— BEGIN —
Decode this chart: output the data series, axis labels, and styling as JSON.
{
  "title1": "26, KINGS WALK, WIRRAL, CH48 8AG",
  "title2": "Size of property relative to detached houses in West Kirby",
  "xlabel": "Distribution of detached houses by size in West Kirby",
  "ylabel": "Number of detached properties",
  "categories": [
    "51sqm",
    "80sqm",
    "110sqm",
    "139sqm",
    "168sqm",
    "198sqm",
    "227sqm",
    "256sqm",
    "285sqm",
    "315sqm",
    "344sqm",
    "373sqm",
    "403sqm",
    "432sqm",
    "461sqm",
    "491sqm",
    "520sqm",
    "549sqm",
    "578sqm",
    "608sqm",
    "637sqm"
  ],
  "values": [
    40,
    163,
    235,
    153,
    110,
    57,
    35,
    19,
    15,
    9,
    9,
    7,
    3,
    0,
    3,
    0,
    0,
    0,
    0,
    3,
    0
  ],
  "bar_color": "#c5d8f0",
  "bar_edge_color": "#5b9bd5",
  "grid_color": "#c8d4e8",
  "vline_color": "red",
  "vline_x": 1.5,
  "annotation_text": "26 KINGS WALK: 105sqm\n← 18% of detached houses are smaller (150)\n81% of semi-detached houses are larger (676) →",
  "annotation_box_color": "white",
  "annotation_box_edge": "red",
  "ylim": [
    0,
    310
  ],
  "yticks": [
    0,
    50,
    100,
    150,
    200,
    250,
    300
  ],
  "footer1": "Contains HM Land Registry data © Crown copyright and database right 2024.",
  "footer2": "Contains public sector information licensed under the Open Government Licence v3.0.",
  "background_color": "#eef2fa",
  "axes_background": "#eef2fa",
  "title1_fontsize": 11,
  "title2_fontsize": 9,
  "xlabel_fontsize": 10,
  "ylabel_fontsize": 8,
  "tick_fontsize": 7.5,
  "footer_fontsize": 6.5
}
— END —
To be done:
Restate the data above word for word.

Problem solution:
Decode this chart: output the data series, axis labels, and styling as JSON.
{
  "title1": "26, KINGS WALK, WIRRAL, CH48 8AG",
  "title2": "Size of property relative to detached houses in West Kirby",
  "xlabel": "Distribution of detached houses by size in West Kirby",
  "ylabel": "Number of detached properties",
  "categories": [
    "51sqm",
    "80sqm",
    "110sqm",
    "139sqm",
    "168sqm",
    "198sqm",
    "227sqm",
    "256sqm",
    "285sqm",
    "315sqm",
    "344sqm",
    "373sqm",
    "403sqm",
    "432sqm",
    "461sqm",
    "491sqm",
    "520sqm",
    "549sqm",
    "578sqm",
    "608sqm",
    "637sqm"
  ],
  "values": [
    40,
    163,
    235,
    153,
    110,
    57,
    35,
    19,
    15,
    9,
    9,
    7,
    3,
    0,
    3,
    0,
    0,
    0,
    0,
    3,
    0
  ],
  "bar_color": "#c5d8f0",
  "bar_edge_color": "#5b9bd5",
  "grid_color": "#c8d4e8",
  "vline_color": "red",
  "vline_x": 1.5,
  "annotation_text": "26 KINGS WALK: 105sqm\n← 18% of detached houses are smaller (150)\n81% of semi-detached houses are larger (676) →",
  "annotation_box_color": "white",
  "annotation_box_edge": "red",
  "ylim": [
    0,
    310
  ],
  "yticks": [
    0,
    50,
    100,
    150,
    200,
    250,
    300
  ],
  "footer1": "Contains HM Land Registry data © Crown copyright and database right 2024.",
  "footer2": "Contains public sector information licensed under the Open Government Licence v3.0.",
  "background_color": "#eef2fa",
  "axes_background": "#eef2fa",
  "title1_fontsize": 11,
  "title2_fontsize": 9,
  "xlabel_fontsize": 10,
  "ylabel_fontsize": 8,
  "tick_fontsize": 7.5,
  "footer_fontsize": 6.5
}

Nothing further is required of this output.